◆ Written request ◆
Can you return, unchanged, the lines from the one that contains "Give me the" to the last line, with the pictures left out?

◆ Data for processing ◆
=-=-=-=-=
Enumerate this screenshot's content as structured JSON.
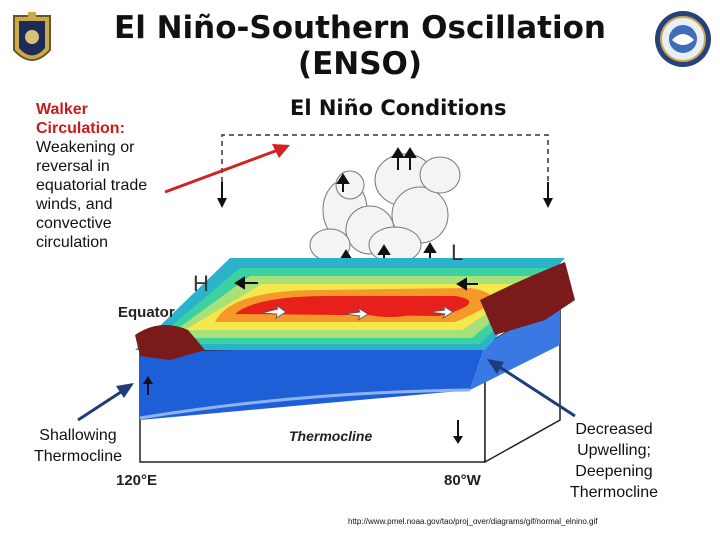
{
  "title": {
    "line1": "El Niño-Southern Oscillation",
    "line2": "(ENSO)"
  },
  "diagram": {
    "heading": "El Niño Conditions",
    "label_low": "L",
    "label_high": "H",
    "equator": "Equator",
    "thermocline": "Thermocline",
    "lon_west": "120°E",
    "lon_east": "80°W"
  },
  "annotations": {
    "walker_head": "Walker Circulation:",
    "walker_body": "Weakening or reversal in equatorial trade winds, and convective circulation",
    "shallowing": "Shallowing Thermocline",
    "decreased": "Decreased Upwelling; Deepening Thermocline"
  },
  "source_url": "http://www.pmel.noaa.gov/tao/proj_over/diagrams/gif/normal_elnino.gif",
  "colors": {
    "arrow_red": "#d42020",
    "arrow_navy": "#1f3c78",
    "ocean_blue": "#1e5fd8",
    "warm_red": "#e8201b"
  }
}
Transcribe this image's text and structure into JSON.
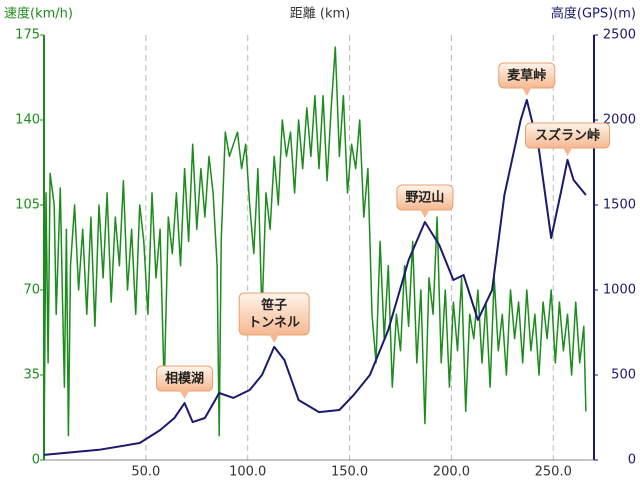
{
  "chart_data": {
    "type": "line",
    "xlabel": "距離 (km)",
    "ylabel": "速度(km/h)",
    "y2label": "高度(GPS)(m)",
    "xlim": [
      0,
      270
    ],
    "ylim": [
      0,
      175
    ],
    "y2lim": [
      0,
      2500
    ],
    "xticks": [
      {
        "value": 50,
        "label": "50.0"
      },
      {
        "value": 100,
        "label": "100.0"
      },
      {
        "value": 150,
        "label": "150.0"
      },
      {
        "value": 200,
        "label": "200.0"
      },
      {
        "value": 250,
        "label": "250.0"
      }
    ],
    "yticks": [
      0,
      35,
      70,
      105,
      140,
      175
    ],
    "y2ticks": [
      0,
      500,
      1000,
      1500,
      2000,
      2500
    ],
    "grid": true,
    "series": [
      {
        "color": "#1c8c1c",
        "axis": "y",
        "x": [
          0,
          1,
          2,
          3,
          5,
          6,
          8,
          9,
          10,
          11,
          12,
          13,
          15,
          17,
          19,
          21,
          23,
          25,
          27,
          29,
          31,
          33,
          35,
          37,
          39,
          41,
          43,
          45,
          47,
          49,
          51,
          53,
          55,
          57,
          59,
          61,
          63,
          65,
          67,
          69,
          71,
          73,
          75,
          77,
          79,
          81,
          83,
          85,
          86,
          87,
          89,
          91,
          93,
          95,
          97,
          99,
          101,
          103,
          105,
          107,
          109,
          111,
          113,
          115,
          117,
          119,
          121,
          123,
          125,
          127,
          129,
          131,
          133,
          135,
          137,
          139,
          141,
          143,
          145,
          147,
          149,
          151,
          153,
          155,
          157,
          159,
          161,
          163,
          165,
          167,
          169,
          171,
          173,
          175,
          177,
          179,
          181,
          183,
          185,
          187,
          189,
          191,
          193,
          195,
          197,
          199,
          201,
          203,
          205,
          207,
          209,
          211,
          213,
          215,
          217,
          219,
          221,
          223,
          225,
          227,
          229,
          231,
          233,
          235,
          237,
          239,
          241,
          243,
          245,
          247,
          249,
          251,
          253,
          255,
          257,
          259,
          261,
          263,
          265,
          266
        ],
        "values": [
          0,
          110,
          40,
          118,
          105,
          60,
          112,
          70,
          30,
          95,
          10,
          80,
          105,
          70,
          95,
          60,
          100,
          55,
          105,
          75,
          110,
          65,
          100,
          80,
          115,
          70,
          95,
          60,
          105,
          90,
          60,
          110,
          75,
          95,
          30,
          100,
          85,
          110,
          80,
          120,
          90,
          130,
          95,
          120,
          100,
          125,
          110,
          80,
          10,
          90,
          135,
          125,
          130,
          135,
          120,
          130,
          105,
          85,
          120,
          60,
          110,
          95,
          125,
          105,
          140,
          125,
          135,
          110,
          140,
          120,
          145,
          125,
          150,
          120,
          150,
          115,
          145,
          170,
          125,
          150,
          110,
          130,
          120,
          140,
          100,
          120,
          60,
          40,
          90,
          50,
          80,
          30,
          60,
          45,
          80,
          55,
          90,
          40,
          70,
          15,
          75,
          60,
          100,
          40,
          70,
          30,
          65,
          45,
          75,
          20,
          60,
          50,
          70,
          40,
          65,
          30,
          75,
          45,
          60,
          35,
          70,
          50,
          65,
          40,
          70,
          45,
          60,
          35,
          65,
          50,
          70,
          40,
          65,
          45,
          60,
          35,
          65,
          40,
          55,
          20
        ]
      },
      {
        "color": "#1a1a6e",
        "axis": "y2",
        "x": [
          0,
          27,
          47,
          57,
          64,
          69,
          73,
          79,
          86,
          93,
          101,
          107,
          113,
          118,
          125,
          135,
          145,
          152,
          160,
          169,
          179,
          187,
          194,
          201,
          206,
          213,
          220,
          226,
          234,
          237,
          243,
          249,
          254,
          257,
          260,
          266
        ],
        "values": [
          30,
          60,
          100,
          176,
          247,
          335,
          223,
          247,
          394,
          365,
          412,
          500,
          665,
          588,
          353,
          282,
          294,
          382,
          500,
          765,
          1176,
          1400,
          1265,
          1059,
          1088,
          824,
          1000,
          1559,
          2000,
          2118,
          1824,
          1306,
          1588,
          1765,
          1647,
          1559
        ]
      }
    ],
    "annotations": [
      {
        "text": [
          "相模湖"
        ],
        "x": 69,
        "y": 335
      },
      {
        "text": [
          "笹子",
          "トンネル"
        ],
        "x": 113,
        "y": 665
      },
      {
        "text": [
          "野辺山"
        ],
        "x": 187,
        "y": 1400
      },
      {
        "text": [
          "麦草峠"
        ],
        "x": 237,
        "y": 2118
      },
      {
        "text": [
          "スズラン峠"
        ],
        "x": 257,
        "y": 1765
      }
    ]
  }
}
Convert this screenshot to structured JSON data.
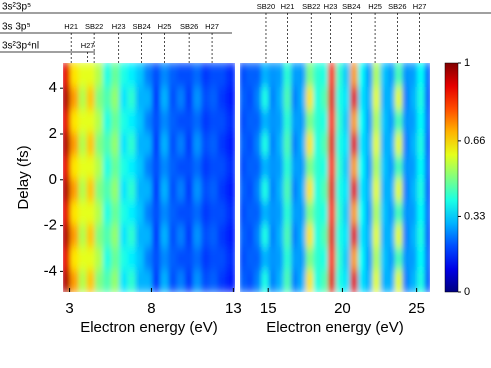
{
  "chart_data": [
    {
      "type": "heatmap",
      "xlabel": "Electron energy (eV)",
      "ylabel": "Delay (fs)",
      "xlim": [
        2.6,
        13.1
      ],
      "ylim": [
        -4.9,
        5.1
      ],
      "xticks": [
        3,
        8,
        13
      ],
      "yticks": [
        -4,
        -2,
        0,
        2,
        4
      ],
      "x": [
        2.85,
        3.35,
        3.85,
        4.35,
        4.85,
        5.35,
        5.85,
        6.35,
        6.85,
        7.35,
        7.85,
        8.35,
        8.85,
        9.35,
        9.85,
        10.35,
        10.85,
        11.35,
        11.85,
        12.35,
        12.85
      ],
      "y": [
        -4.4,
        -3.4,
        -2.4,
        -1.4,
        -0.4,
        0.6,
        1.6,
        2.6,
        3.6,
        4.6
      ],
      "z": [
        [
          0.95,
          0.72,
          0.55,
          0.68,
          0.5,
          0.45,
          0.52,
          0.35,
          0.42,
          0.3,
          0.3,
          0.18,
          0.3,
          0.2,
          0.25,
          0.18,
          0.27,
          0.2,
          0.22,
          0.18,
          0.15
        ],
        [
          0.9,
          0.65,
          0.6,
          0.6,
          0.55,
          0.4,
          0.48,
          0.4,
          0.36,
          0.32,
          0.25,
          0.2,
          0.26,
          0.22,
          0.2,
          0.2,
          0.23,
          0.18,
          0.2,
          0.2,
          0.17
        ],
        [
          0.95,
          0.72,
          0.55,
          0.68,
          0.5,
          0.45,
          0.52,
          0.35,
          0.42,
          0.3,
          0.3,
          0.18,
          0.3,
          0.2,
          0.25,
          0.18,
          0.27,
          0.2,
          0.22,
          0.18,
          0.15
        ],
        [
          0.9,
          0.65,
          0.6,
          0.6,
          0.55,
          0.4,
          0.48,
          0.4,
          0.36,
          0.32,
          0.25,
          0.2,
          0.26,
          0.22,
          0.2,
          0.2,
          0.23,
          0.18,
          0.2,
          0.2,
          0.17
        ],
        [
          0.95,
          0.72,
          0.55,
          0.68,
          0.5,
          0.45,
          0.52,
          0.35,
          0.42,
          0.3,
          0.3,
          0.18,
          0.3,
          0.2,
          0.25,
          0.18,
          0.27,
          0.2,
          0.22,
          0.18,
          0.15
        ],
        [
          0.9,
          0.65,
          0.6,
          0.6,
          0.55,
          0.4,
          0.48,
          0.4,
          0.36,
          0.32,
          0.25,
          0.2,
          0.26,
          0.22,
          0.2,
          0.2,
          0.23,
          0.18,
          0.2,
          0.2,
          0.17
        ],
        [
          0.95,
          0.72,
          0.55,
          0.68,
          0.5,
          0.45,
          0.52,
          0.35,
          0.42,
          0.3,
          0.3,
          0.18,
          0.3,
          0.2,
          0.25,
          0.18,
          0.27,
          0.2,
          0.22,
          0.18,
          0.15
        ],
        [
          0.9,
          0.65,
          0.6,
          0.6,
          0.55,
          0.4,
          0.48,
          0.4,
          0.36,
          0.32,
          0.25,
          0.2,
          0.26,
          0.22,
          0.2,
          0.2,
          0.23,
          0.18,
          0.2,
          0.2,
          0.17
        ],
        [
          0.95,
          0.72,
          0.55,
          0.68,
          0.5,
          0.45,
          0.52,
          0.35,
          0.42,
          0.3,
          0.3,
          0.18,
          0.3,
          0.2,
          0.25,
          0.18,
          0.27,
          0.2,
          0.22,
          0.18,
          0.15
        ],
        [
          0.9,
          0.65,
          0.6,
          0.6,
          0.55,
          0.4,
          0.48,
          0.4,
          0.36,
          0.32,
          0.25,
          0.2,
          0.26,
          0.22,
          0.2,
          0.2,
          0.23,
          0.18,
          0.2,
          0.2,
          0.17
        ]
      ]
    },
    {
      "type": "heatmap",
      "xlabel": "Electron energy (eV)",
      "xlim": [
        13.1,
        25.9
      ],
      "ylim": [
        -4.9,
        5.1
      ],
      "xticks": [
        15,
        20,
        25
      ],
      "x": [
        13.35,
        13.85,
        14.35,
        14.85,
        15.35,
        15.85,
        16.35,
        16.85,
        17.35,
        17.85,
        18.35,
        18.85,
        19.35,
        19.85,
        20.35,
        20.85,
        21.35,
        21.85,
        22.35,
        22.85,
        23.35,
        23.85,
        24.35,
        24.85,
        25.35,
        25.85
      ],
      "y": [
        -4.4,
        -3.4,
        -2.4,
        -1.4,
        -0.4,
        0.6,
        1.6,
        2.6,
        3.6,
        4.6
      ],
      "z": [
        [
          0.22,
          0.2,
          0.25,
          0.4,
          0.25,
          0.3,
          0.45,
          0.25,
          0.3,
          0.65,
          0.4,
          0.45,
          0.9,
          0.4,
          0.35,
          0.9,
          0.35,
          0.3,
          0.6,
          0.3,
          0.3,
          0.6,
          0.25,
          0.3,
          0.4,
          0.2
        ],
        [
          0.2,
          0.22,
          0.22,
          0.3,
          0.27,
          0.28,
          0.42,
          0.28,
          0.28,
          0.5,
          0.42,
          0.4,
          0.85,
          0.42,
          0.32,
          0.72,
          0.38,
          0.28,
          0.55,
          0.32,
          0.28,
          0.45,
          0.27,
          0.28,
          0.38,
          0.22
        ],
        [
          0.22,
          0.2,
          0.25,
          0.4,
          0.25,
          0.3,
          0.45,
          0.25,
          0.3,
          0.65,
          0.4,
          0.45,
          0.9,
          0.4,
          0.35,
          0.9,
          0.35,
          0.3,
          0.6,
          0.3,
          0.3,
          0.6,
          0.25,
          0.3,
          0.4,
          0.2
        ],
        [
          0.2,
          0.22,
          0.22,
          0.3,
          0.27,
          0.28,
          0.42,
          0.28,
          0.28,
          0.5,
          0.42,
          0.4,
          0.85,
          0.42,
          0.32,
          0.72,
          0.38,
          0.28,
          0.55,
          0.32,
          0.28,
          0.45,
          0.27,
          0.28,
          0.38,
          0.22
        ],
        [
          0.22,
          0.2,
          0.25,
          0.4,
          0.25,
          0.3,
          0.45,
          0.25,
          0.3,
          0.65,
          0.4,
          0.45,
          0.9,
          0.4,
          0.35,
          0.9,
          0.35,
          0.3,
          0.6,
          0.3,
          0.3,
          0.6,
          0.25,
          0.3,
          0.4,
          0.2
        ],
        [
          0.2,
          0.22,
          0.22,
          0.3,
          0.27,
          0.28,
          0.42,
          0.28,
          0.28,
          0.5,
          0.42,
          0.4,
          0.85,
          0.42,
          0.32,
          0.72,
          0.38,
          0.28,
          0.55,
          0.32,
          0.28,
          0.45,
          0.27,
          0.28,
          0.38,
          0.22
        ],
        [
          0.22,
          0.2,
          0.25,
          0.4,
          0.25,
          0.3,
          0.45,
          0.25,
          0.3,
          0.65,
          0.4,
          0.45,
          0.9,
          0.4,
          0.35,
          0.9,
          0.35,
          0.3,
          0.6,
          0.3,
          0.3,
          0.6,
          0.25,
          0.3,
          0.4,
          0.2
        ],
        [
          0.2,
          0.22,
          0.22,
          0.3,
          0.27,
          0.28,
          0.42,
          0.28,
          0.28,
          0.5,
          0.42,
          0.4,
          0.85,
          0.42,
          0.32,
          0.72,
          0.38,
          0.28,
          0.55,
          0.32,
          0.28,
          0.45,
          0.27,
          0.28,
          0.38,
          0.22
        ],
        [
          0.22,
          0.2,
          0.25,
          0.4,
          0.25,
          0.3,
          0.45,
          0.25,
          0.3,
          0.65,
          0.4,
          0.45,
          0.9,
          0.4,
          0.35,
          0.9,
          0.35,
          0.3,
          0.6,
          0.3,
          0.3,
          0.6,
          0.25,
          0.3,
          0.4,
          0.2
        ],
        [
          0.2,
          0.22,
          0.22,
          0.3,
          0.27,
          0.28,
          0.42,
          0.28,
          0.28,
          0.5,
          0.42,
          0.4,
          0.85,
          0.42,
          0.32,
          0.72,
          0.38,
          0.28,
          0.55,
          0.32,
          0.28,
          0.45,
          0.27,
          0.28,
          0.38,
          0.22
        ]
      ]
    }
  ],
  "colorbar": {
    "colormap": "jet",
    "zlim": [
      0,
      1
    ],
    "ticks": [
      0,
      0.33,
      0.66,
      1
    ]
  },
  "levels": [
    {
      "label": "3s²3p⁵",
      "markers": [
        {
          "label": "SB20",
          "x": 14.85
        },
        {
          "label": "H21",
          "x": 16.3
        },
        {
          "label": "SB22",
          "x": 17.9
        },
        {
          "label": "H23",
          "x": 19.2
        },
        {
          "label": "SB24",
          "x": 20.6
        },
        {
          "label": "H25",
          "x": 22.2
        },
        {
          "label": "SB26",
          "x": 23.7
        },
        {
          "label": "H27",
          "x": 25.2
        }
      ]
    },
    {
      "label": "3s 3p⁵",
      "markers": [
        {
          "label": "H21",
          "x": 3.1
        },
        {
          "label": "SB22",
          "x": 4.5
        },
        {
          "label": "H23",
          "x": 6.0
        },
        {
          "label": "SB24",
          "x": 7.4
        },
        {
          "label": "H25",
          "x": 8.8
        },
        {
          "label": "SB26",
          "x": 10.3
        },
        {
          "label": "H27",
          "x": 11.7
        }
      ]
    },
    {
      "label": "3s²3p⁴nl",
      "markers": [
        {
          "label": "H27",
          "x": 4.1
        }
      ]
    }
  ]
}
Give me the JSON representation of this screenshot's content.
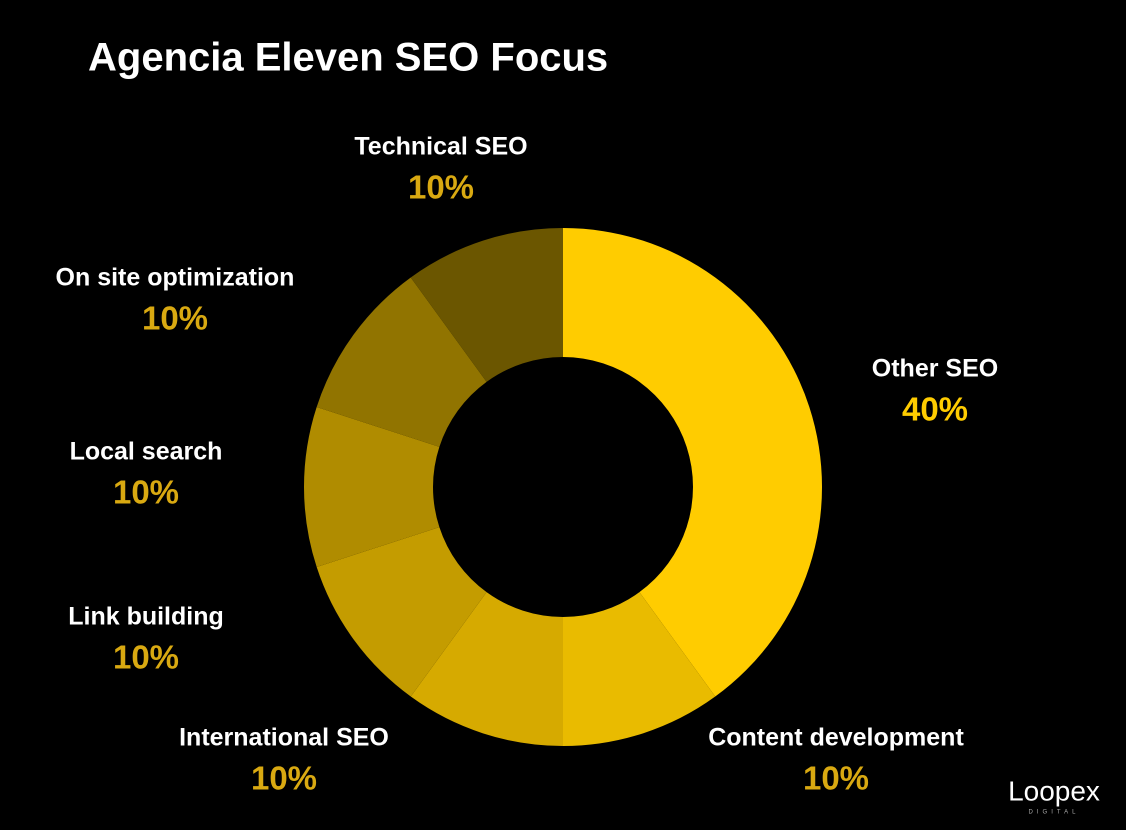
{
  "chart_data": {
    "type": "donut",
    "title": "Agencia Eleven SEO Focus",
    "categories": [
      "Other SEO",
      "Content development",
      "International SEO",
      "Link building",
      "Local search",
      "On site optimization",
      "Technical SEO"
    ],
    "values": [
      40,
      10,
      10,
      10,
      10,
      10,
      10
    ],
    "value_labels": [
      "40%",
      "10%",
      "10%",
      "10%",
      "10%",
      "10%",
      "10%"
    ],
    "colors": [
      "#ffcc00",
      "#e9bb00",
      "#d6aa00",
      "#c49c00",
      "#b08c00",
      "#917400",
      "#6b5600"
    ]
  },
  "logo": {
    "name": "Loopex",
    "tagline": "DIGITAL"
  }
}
=-=-=-=-=
◆ Output of the task ◆
Give me the JSON representation of this screenshot's content.
{
  "chart_data": {
    "type": "donut",
    "title": "Agencia Eleven SEO Focus",
    "categories": [
      "Other SEO",
      "Content development",
      "International SEO",
      "Link building",
      "Local search",
      "On site optimization",
      "Technical SEO"
    ],
    "values": [
      40,
      10,
      10,
      10,
      10,
      10,
      10
    ],
    "value_labels": [
      "40%",
      "10%",
      "10%",
      "10%",
      "10%",
      "10%",
      "10%"
    ],
    "colors": [
      "#ffcc00",
      "#e9bb00",
      "#d6aa00",
      "#c49c00",
      "#b08c00",
      "#917400",
      "#6b5600"
    ]
  },
  "logo": {
    "name": "Loopex",
    "tagline": "DIGITAL"
  }
}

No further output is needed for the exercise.